Stated exercise
Restate the records in their entirety, word for word.

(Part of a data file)

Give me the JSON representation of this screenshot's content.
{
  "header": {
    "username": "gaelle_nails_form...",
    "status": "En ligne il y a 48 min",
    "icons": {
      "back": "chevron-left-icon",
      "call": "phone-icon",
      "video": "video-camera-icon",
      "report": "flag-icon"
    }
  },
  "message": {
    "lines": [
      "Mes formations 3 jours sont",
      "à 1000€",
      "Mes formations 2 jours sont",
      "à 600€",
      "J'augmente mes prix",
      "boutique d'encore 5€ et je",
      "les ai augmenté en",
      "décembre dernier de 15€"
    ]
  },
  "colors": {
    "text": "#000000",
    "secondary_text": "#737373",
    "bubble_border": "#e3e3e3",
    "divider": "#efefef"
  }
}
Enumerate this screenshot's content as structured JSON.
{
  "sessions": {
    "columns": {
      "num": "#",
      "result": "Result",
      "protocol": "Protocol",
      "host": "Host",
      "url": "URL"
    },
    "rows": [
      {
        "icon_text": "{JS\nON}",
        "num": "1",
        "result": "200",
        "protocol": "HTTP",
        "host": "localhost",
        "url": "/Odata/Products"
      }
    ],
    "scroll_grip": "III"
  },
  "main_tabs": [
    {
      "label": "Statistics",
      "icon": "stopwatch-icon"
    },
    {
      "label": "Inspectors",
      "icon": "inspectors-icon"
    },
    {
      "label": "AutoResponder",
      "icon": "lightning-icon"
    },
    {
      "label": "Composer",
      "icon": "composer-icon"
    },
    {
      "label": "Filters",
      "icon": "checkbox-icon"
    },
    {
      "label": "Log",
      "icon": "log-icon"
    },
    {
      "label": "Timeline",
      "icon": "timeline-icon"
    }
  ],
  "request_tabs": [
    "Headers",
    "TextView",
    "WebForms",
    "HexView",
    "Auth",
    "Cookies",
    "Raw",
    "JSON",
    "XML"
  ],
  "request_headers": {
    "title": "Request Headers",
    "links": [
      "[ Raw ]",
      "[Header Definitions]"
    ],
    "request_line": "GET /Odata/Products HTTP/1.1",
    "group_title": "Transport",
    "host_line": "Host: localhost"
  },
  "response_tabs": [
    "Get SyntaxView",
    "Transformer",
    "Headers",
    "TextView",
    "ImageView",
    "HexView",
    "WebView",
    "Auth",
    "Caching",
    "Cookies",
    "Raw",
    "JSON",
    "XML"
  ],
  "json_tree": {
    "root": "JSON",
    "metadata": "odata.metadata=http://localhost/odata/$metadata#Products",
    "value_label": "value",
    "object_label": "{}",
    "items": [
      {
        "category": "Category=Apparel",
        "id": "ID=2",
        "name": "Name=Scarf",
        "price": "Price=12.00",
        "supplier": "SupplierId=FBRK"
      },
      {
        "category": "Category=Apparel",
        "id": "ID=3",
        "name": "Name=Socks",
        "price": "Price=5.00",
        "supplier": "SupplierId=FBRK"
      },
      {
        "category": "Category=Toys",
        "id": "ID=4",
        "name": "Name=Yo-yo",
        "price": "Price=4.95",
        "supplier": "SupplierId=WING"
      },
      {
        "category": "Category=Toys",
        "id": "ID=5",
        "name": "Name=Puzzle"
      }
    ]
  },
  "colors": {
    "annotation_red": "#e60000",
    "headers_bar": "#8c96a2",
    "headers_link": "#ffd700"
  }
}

Result of this exercise
Give me the JSON representation of this screenshot's content.
{
  "header": {
    "username": "gaelle_nails_form...",
    "status": "En ligne il y a 48 min",
    "icons": {
      "back": "chevron-left-icon",
      "call": "phone-icon",
      "video": "video-camera-icon",
      "report": "flag-icon"
    }
  },
  "message": {
    "lines": [
      "Mes formations 3 jours sont",
      "à 1000€",
      "Mes formations 2 jours sont",
      "à 600€",
      "J'augmente mes prix",
      "boutique d'encore 5€ et je",
      "les ai augmenté en",
      "décembre dernier de 15€"
    ]
  },
  "colors": {
    "text": "#000000",
    "secondary_text": "#737373",
    "bubble_border": "#e3e3e3",
    "divider": "#efefef"
  }
}
Enumerate this screenshot's content as structured JSON.
{
  "sessions": {
    "columns": {
      "num": "#",
      "result": "Result",
      "protocol": "Protocol",
      "host": "Host",
      "url": "URL"
    },
    "rows": [
      {
        "icon_text": "{JS\nON}",
        "num": "1",
        "result": "200",
        "protocol": "HTTP",
        "host": "localhost",
        "url": "/Odata/Products"
      }
    ],
    "scroll_grip": "III"
  },
  "main_tabs": [
    {
      "label": "Statistics",
      "icon": "stopwatch-icon"
    },
    {
      "label": "Inspectors",
      "icon": "inspectors-icon"
    },
    {
      "label": "AutoResponder",
      "icon": "lightning-icon"
    },
    {
      "label": "Composer",
      "icon": "composer-icon"
    },
    {
      "label": "Filters",
      "icon": "checkbox-icon"
    },
    {
      "label": "Log",
      "icon": "log-icon"
    },
    {
      "label": "Timeline",
      "icon": "timeline-icon"
    }
  ],
  "request_tabs": [
    "Headers",
    "TextView",
    "WebForms",
    "HexView",
    "Auth",
    "Cookies",
    "Raw",
    "JSON",
    "XML"
  ],
  "request_headers": {
    "title": "Request Headers",
    "links": [
      "[ Raw ]",
      "[Header Definitions]"
    ],
    "request_line": "GET /Odata/Products HTTP/1.1",
    "group_title": "Transport",
    "host_line": "Host: localhost"
  },
  "response_tabs": [
    "Get SyntaxView",
    "Transformer",
    "Headers",
    "TextView",
    "ImageView",
    "HexView",
    "WebView",
    "Auth",
    "Caching",
    "Cookies",
    "Raw",
    "JSON",
    "XML"
  ],
  "json_tree": {
    "root": "JSON",
    "metadata": "odata.metadata=http://localhost/odata/$metadata#Products",
    "value_label": "value",
    "object_label": "{}",
    "items": [
      {
        "category": "Category=Apparel",
        "id": "ID=2",
        "name": "Name=Scarf",
        "price": "Price=12.00",
        "supplier": "SupplierId=FBRK"
      },
      {
        "category": "Category=Apparel",
        "id": "ID=3",
        "name": "Name=Socks",
        "price": "Price=5.00",
        "supplier": "SupplierId=FBRK"
      },
      {
        "category": "Category=Toys",
        "id": "ID=4",
        "name": "Name=Yo-yo",
        "price": "Price=4.95",
        "supplier": "SupplierId=WING"
      },
      {
        "category": "Category=Toys",
        "id": "ID=5",
        "name": "Name=Puzzle"
      }
    ]
  },
  "colors": {
    "annotation_red": "#e60000",
    "headers_bar": "#8c96a2",
    "headers_link": "#ffd700"
  }
}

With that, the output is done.